**What you have to do**
Skip every picture and transcribe the remaining material exactly.

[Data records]
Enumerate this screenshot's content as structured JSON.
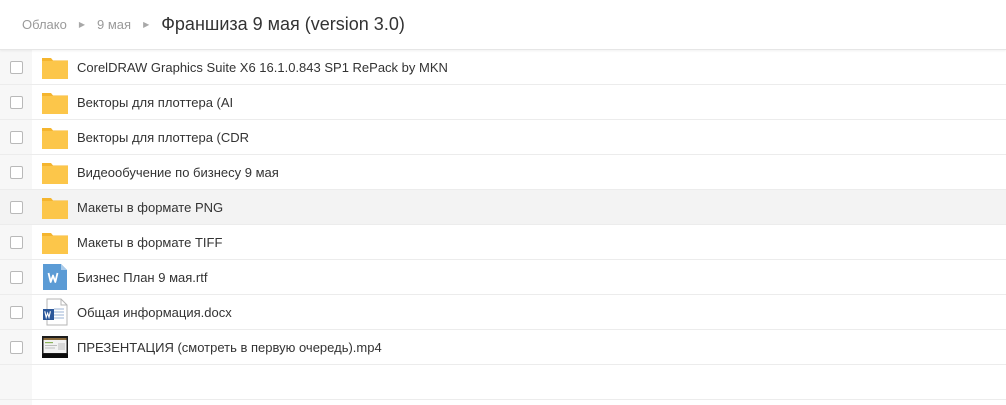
{
  "breadcrumb": {
    "items": [
      "Облако",
      "9 мая"
    ],
    "current": "Франшиза 9 мая (version 3.0)",
    "separator": "▶"
  },
  "files": [
    {
      "name": "CorelDRAW Graphics Suite X6 16.1.0.843 SP1 RePack by MKN",
      "icon": "folder-icon"
    },
    {
      "name": "Векторы для плоттера (AI",
      "icon": "folder-icon"
    },
    {
      "name": "Векторы для плоттера (CDR",
      "icon": "folder-icon"
    },
    {
      "name": "Видеообучение по бизнесу 9 мая",
      "icon": "folder-icon"
    },
    {
      "name": "Макеты в формате PNG",
      "icon": "folder-icon"
    },
    {
      "name": "Макеты в формате TIFF",
      "icon": "folder-icon"
    },
    {
      "name": "Бизнес План 9 мая.rtf",
      "icon": "rtf-file-icon"
    },
    {
      "name": "Общая информация.docx",
      "icon": "docx-file-icon"
    },
    {
      "name": "ПРЕЗЕНТАЦИЯ (смотреть в первую очередь).mp4",
      "icon": "video-thumbnail-icon"
    }
  ],
  "colors": {
    "folder": "#fcc64a",
    "folder_tab": "#f5b52e",
    "rtf": "#5b9bd5",
    "docx": "#2b579a",
    "row_hover": "#f3f3f3"
  }
}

**Exercise output**
Enumerate this screenshot's content as structured JSON.
{
  "breadcrumb": {
    "items": [
      "Облако",
      "9 мая"
    ],
    "current": "Франшиза 9 мая (version 3.0)",
    "separator": "▶"
  },
  "files": [
    {
      "name": "CorelDRAW Graphics Suite X6 16.1.0.843 SP1 RePack by MKN",
      "icon": "folder-icon"
    },
    {
      "name": "Векторы для плоттера (AI",
      "icon": "folder-icon"
    },
    {
      "name": "Векторы для плоттера (CDR",
      "icon": "folder-icon"
    },
    {
      "name": "Видеообучение по бизнесу 9 мая",
      "icon": "folder-icon"
    },
    {
      "name": "Макеты в формате PNG",
      "icon": "folder-icon"
    },
    {
      "name": "Макеты в формате TIFF",
      "icon": "folder-icon"
    },
    {
      "name": "Бизнес План 9 мая.rtf",
      "icon": "rtf-file-icon"
    },
    {
      "name": "Общая информация.docx",
      "icon": "docx-file-icon"
    },
    {
      "name": "ПРЕЗЕНТАЦИЯ (смотреть в первую очередь).mp4",
      "icon": "video-thumbnail-icon"
    }
  ],
  "colors": {
    "folder": "#fcc64a",
    "folder_tab": "#f5b52e",
    "rtf": "#5b9bd5",
    "docx": "#2b579a",
    "row_hover": "#f3f3f3"
  }
}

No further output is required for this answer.